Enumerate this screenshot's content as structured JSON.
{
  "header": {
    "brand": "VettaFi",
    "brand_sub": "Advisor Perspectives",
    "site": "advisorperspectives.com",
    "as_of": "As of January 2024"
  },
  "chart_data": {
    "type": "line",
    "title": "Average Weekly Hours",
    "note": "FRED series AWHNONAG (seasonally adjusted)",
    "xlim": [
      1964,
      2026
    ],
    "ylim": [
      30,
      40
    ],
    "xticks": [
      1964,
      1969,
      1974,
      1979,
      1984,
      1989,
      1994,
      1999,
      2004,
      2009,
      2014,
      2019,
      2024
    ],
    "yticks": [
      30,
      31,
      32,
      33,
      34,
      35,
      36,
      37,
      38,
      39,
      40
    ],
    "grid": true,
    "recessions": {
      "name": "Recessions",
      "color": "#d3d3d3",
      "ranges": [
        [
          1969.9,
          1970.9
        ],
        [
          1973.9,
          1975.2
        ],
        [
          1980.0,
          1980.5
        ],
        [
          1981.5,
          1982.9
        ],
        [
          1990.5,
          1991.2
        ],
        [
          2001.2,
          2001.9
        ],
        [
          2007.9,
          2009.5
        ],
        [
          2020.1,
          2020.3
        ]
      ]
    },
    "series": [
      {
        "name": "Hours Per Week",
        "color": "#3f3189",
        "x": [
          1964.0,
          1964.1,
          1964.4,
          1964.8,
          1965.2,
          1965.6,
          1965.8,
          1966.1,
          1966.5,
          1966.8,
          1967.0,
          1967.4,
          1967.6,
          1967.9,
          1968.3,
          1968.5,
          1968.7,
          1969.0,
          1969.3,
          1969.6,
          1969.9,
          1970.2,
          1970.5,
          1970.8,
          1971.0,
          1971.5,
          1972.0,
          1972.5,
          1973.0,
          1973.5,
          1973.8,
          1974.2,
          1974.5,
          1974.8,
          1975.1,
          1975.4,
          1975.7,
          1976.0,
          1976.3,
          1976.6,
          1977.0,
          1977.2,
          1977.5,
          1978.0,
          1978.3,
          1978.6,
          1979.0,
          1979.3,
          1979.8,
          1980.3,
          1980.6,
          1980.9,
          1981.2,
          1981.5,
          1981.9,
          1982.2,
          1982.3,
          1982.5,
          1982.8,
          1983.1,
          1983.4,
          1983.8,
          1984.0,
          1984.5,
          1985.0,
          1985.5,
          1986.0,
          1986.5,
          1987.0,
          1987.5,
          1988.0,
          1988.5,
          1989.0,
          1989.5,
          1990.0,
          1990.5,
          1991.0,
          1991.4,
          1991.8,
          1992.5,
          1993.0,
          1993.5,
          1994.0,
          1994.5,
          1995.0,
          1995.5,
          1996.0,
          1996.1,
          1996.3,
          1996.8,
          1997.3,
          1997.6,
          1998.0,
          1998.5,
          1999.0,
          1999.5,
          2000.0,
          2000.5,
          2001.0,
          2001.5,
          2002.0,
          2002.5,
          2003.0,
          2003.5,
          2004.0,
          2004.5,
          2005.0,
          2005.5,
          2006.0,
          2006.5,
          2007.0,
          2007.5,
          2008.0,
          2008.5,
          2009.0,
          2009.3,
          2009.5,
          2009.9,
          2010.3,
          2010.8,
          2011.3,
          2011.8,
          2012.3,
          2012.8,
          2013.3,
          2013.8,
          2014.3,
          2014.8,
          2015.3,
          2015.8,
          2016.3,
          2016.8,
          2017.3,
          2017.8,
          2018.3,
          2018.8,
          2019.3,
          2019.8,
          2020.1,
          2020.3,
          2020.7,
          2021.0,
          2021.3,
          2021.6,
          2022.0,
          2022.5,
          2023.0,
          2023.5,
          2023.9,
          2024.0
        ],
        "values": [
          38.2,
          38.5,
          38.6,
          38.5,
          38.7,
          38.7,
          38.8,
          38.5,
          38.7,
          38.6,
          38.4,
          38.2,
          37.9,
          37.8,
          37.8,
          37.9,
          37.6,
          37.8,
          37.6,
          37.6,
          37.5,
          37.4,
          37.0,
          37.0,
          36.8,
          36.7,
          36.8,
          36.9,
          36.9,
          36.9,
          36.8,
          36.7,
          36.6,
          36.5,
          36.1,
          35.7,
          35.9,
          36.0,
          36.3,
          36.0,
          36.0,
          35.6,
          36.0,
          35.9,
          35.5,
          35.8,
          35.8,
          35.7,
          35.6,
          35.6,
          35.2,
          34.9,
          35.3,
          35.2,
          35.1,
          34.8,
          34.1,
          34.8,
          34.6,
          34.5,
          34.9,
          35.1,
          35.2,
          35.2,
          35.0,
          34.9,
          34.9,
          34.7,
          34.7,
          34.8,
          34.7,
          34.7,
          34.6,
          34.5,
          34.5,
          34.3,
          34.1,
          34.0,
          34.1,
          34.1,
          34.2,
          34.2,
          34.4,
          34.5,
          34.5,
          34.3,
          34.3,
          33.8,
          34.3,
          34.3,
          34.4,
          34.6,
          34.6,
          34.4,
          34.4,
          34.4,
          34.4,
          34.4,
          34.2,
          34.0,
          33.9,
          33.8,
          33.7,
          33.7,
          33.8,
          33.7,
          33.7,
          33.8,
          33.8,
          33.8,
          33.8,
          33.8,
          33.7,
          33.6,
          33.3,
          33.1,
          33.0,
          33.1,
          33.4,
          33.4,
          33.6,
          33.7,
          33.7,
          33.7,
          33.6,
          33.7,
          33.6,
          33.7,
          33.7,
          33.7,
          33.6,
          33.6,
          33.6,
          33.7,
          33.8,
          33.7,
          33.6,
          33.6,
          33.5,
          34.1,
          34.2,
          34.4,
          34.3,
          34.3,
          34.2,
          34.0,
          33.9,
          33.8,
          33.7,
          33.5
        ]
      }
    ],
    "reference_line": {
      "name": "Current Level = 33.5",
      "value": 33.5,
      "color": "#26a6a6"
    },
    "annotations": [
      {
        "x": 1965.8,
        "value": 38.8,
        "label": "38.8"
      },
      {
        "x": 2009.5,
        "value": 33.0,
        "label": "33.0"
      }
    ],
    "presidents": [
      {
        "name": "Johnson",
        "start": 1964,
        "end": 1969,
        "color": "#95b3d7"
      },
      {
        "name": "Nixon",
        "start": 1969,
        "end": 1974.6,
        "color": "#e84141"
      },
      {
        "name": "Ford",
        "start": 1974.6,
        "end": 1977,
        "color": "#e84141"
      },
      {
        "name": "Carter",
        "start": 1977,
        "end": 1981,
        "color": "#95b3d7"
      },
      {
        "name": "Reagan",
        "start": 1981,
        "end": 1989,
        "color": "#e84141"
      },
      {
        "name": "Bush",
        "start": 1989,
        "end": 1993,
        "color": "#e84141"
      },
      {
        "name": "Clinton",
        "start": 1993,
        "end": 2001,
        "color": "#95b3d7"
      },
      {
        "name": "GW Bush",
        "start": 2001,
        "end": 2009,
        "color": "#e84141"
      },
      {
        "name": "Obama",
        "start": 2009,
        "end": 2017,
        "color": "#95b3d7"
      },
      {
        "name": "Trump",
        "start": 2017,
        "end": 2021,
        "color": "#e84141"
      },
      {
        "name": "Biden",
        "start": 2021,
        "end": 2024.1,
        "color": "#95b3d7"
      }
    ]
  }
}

————

Written problem: Wherever the word "start" occurs in a line of the listing, copy that line.

Written response:
        "start": 1964,
        "start": 1969,
        "start": 1974.6,
        "start": 1977,
        "start": 1981,
        "start": 1989,
        "start": 1993,
        "start": 2001,
        "start": 2009,
        "start": 2017,
        "start": 2021,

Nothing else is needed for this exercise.